» Given task:
Scan the data below for the string "theta". Copy every line where it appears.

» Material for this task:
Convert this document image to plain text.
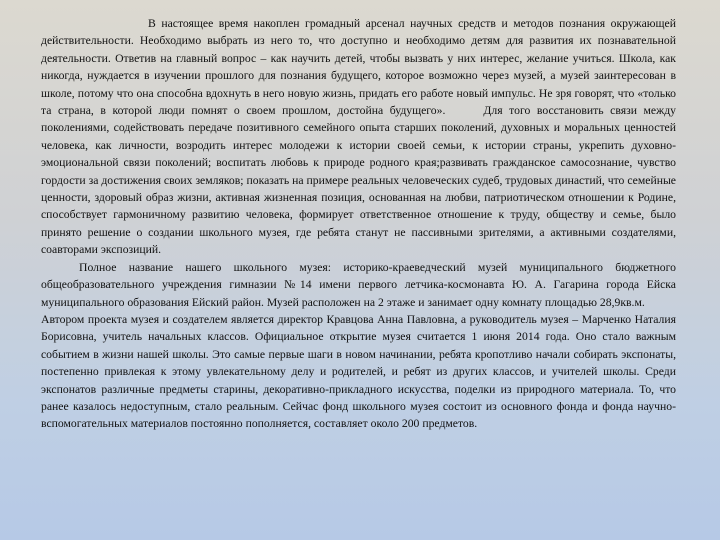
В настоящее время накоплен громадный арсенал научных средств и методов познания окружающей действительности. Необходимо выбрать из него то, что доступно и необходимо детям для развития их познавательной деятельности. Ответив на главный вопрос – как научить детей, чтобы вызвать у них интерес, желание учиться. Школа, как никогда, нуждается в изучении прошлого для познания будущего, которое возможно через музей, а музей заинтересован в школе, потому что она способна вдохнуть в него новую жизнь, придать его работе новый импульс. Не зря говорят, что «только та страна, в которой люди помнят о своем прошлом, достойна будущего».	Для того восстановить связи между поколениями, содействовать передаче позитивного семейного опыта старших поколений, духовных и моральных ценностей человека, как личности, возродить интерес молодежи к истории своей семьи, к истории страны, укрепить духовно-эмоциональной связи поколений; воспитать любовь к природе родного края;развивать гражданское самосознание, чувство гордости за достижения своих земляков; показать на примере реальных человеческих судеб, трудовых династий, что семейные ценности, здоровый образ жизни, активная жизненная позиция, основанная на любви, патриотическом отношении к Родине, способствует гармоничному развитию человека, формирует ответственное отношение к труду, обществу и семье, было принято решение о создании школьного музея, где ребята станут не пассивными зрителями, а активными создателями, соавторами экспозиций.

Полное название нашего школьного музея: историко-краеведческий музей муниципального бюджетного общеобразовательного учреждения гимназии №14 имени первого летчика-космонавта Ю. А. Гагарина города Ейска муниципального образования Ейский район. Музей расположен на 2 этаже и занимает одну комнату площадью 28,9кв.м.

Автором проекта музея и создателем является директор Кравцова Анна Павловна, а руководитель музея – Марченко Наталия Борисовна, учитель начальных классов. Официальное открытие музея считается 1 июня 2014 года. Оно стало важным событием в жизни нашей школы. Это самые первые шаги в новом начинании, ребята кропотливо начали собирать экспонаты, постепенно привлекая к этому увлекательному делу и родителей, и ребят из других классов, и учителей школы. Среди экспонатов различные предметы старины, декоративно-прикладного искусства, поделки из природного материала. То, что ранее казалось недоступным, стало реальным. Сейчас фонд школьного музея состоит из основного фонда и фонда научно-вспомогательных материалов постоянно пополняется, составляет около 200 предметов.
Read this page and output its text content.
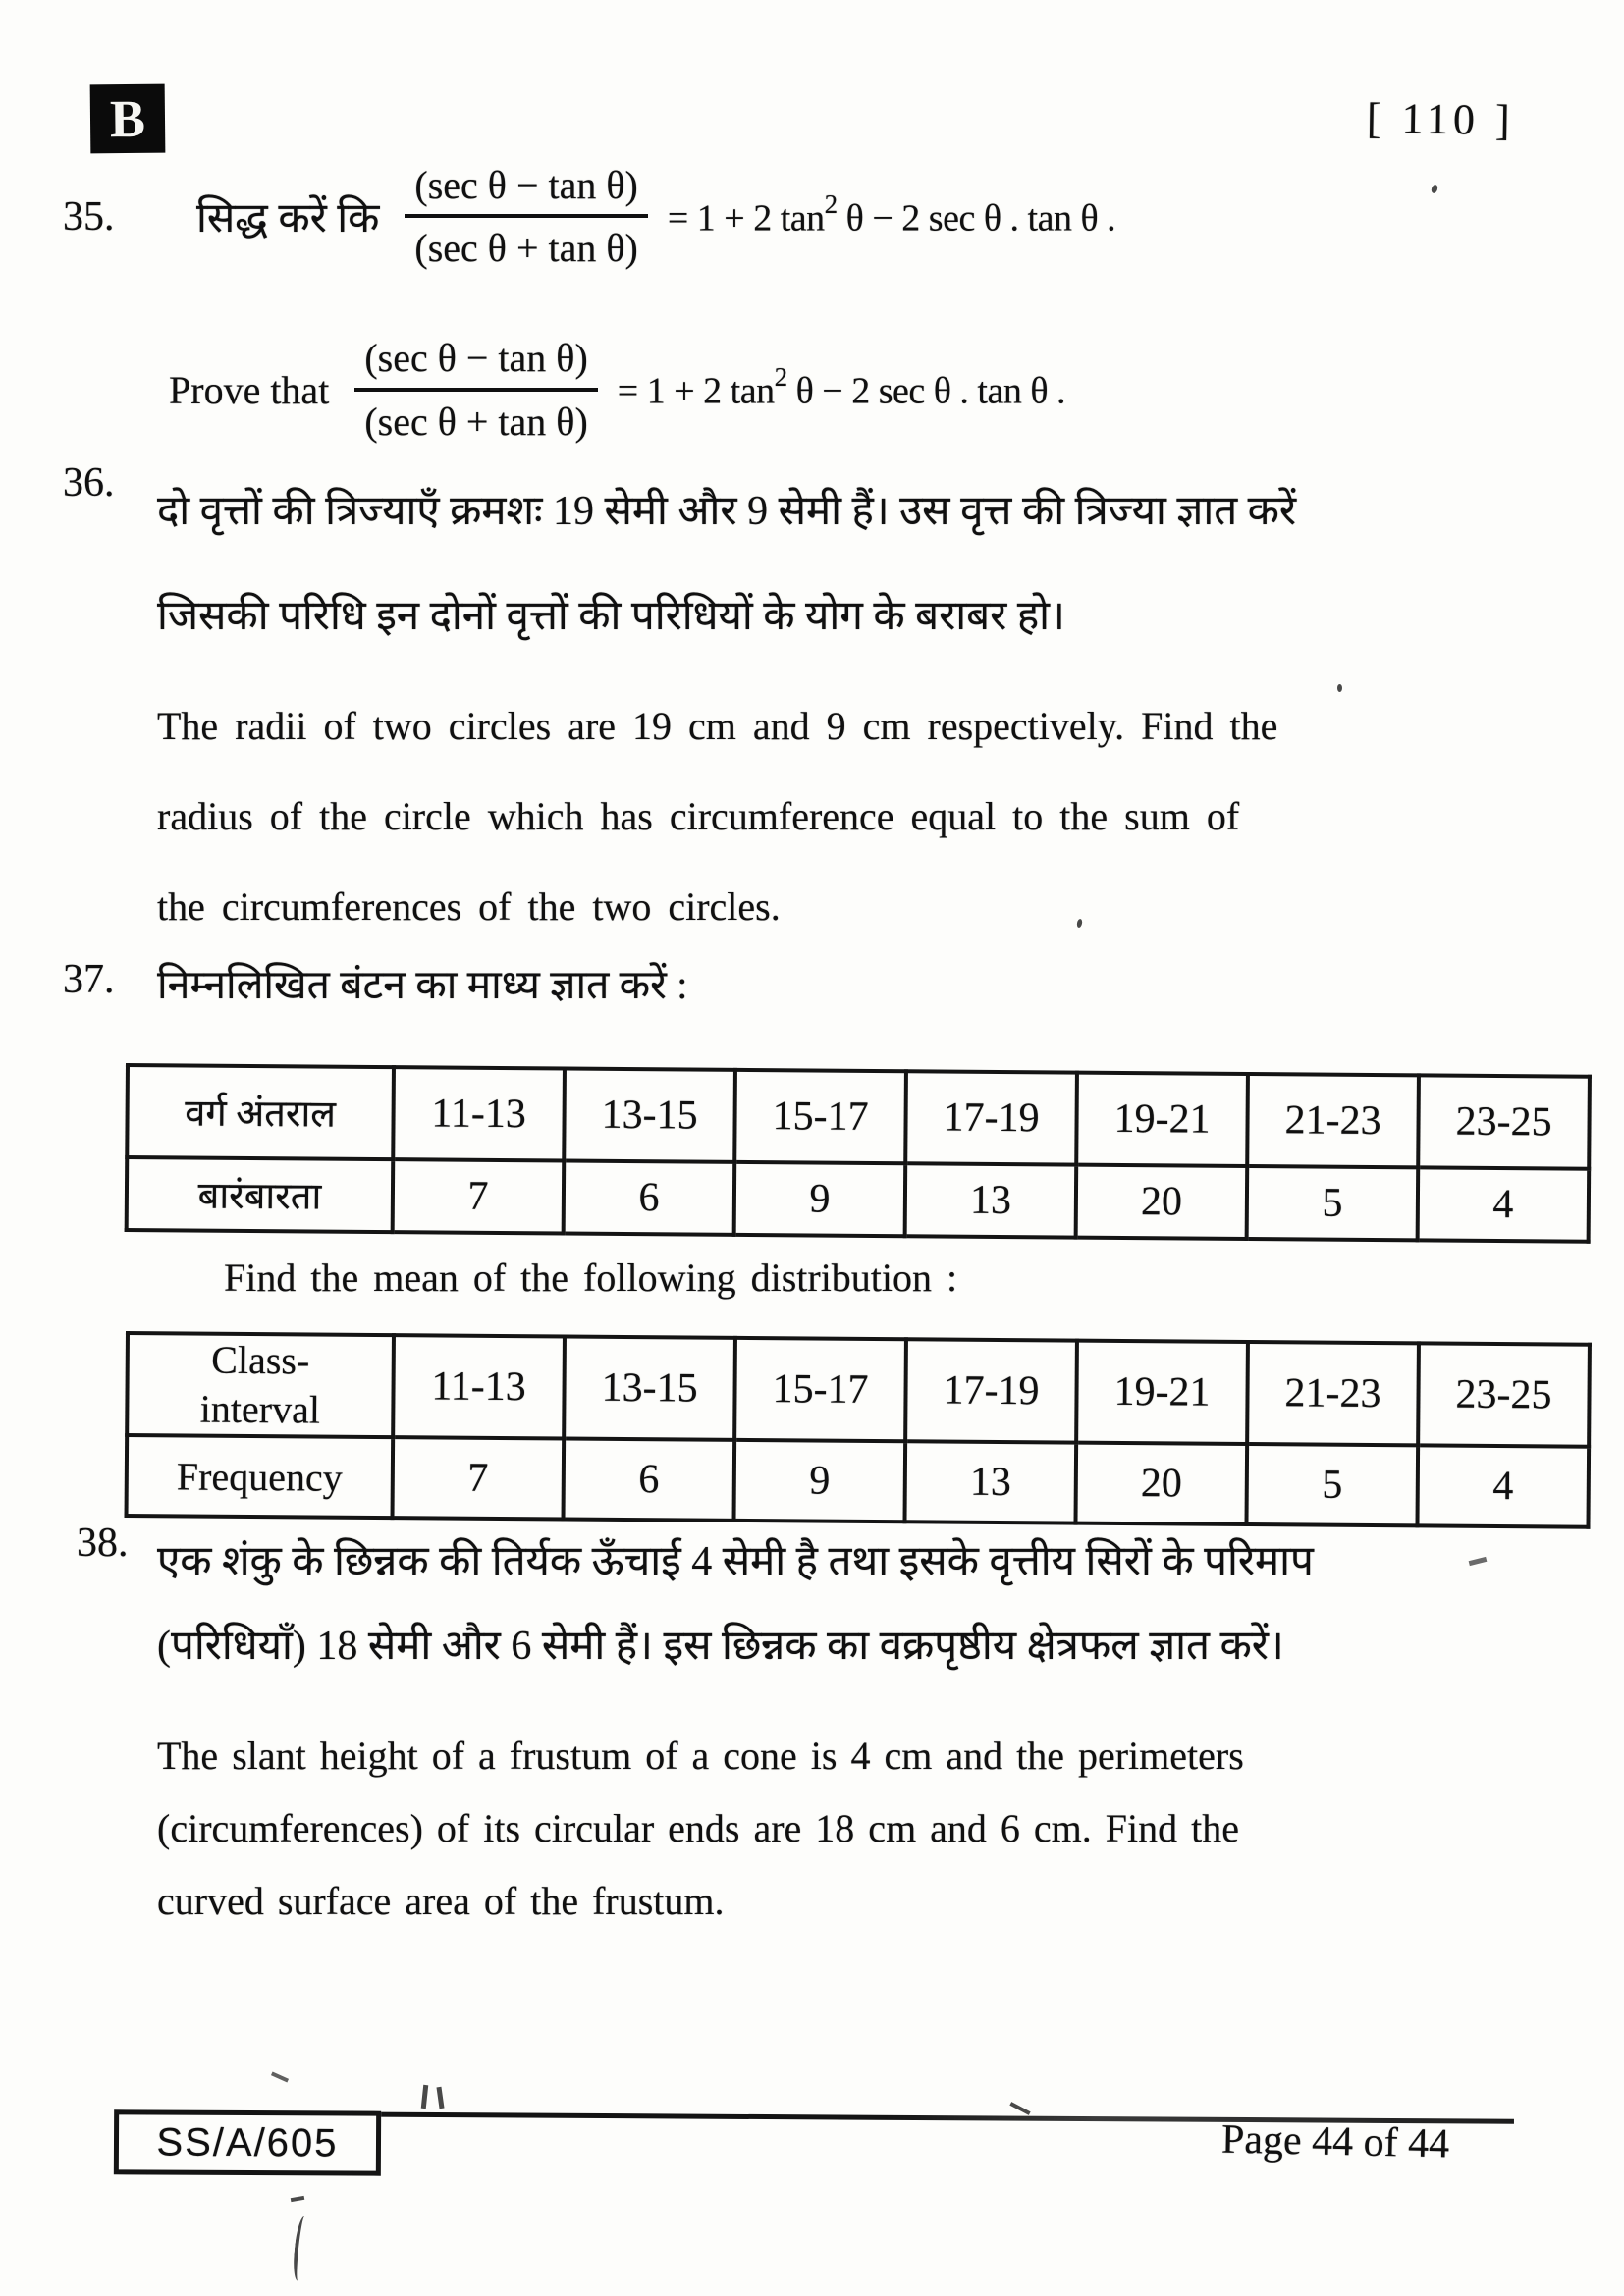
B	[ 110 ]
35.	सिद्ध करें कि $\frac{\text{(sec θ − tan θ)}}{\text{(sec θ + tan θ)}} = 1 + 2$ $\tan^2 \theta - 2$ sec θ . tan θ .
Prove that $\frac{\text{(sec θ − tan θ)}}{\text{(sec θ + tan θ)}} = 1 + 2$ $\tan^2 \theta - 2$ sec θ . tan θ .
36.
दो वृत्तों की त्रिज्याएँ क्रमशः 19 सेमी और 9 सेमी हैं। उस वृत्त की त्रिज्या ज्ञात करें
जिसकी परिधि इन दोनों वृत्तों की परिधियों के योग के बराबर हो।
The radii of two circles are 19 cm and 9 cm respectively. Find the
radius of the circle which has circumference equal to the sum of
the circumferences of the two circles.
37.	निम्नलिखित बंटन का माध्य ज्ञात करें :
वर्ग अंतराल	11-13	13-15	15-17	17-19	19-21	21-23	23-25
बारंबारता	7	6	9	13	20	5	4
Find the mean of the following distribution :
Class-interval	11-13	13-15	15-17	17-19	19-21	21-23	23-25
Frequency	7	6	9	13	20	5	4
38. एक शंकु के छिन्नक की तिर्यक ऊँचाई 4 सेमी है तथा इसके वृत्तीय सिरों के परिमाप
(परिधियाँ) 18 सेमी और 6 सेमी हैं। इस छिन्नक का वक्रपृष्ठीय क्षेत्रफल ज्ञात करें।
The slant height of a frustum of a cone is 4 cm and the perimeters
(circumferences) of its circular ends are 18 cm and 6 cm. Find the
curved surface area of the frustum.
SS/A/605	Page 44 of 44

» Final result:
35.	सिद्ध करें कि $\frac{\text{(sec θ − tan θ)}}{\text{(sec θ + tan θ)}} = 1 + 2$ $\tan^2 \theta - 2$ sec θ . tan θ .
Prove that $\frac{\text{(sec θ − tan θ)}}{\text{(sec θ + tan θ)}} = 1 + 2$ $\tan^2 \theta - 2$ sec θ . tan θ .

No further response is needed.